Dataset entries

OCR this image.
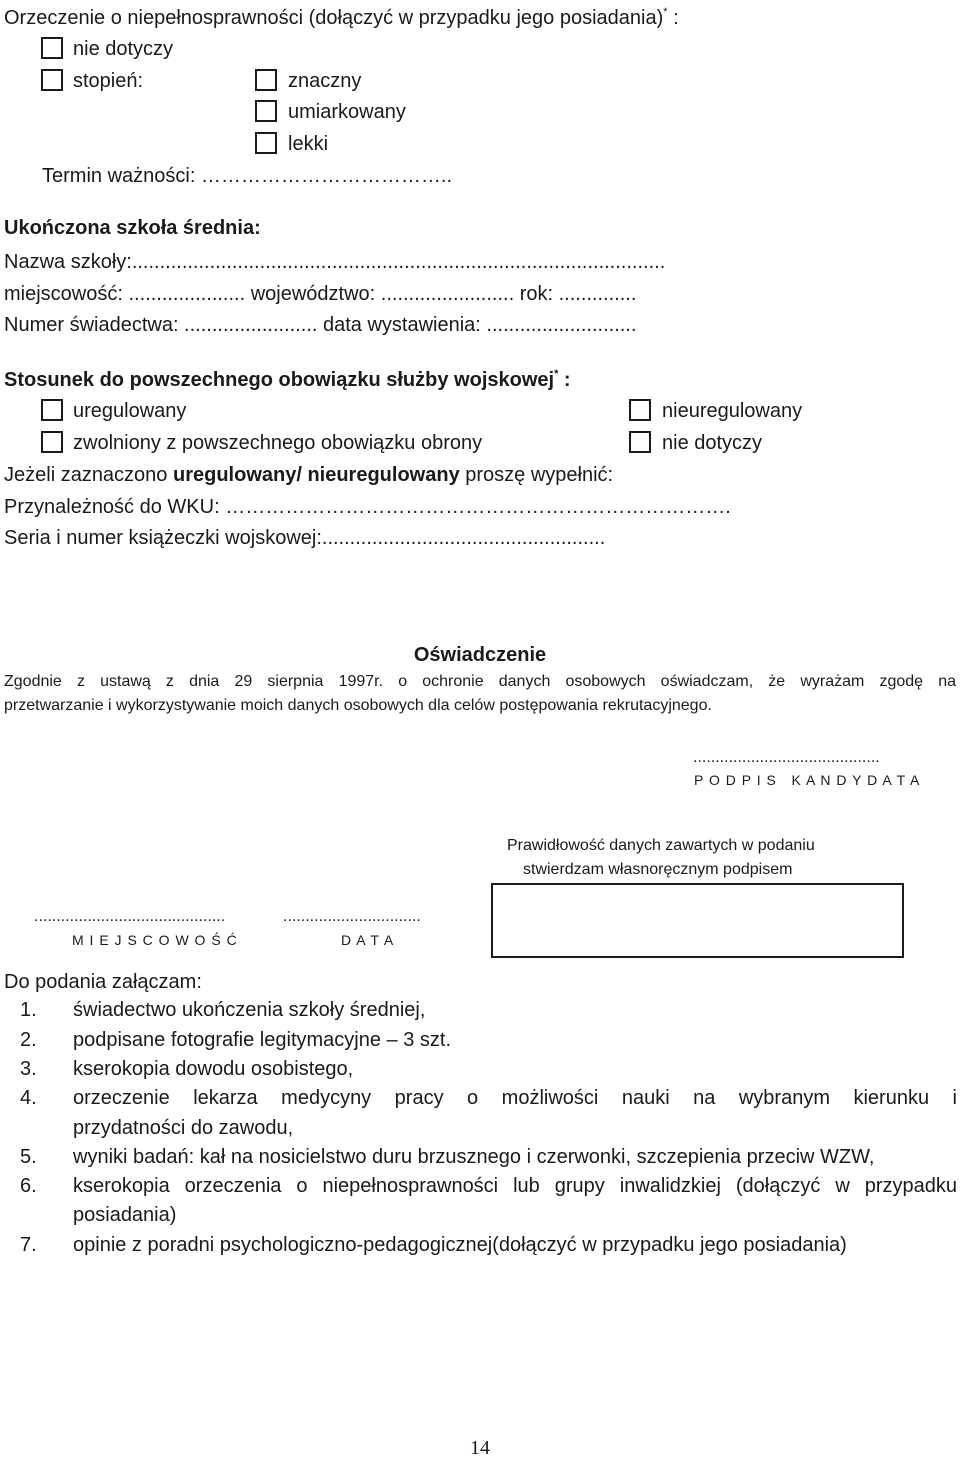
Orzeczenie o niepełnosprawności (dołączyć w przypadku jego posiadania)* :
nie dotyczy
stopień:	znaczny
umiarkowany
lekki
Termin ważności: ………………………………..
Ukończona szkoła średnia:
Nazwa szkoły:................................................................................................
miejscowość: ..................... województwo: ........................ rok: ..............
Numer świadectwa: ........................ data wystawienia: ...........................
Stosunek do powszechnego obowiązku służby wojskowej* :
uregulowany	nieuregulowany
zwolniony z powszechnego obowiązku obrony	nie dotyczy
Jeżeli zaznaczono uregulowany/ nieuregulowany proszę wypełnić:
Przynależność do WKU: ………………………………………………………………….
Seria i numer książeczki wojskowej:...................................................
Oświadczenie
Zgodnie z ustawą z dnia 29 sierpnia 1997r. o ochronie danych osobowych oświadczam, że wyrażam zgodę na
przetwarzanie i wykorzystywanie moich danych osobowych dla celów postępowania rekrutacyjnego.
..........................................
P O D P I S   K A N D Y D A T A
Prawidłowość danych zawartych w podaniu
stwierdzam własnoręcznym podpisem
...........................................
M I E J S C O W O Ś Ć
...............................
D A T A
Do podania załączam:
1.	świadectwo ukończenia szkoły średniej,
2.	podpisane fotografie legitymacyjne – 3 szt.
3.	kserokopia dowodu osobistego,
4.	orzeczenie lekarza medycyny pracy o możliwości nauki na wybranym kierunku i
przydatności do zawodu,
5.	wyniki badań: kał na nosicielstwo duru brzusznego i czerwonki, szczepienia przeciw WZW,
6.	kserokopia orzeczenia o niepełnosprawności lub grupy inwalidzkiej (dołączyć w przypadku
posiadania)
7.	opinie z poradni psychologiczno-pedagogicznej(dołączyć w przypadku jego posiadania)
14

WORK REQUIRED: Locate the word "szkoły" in the data above. Copy every line carrying it.

THE REPLY:
Nazwa szkoły:................................................................................................
1.	świadectwo ukończenia szkoły średniej,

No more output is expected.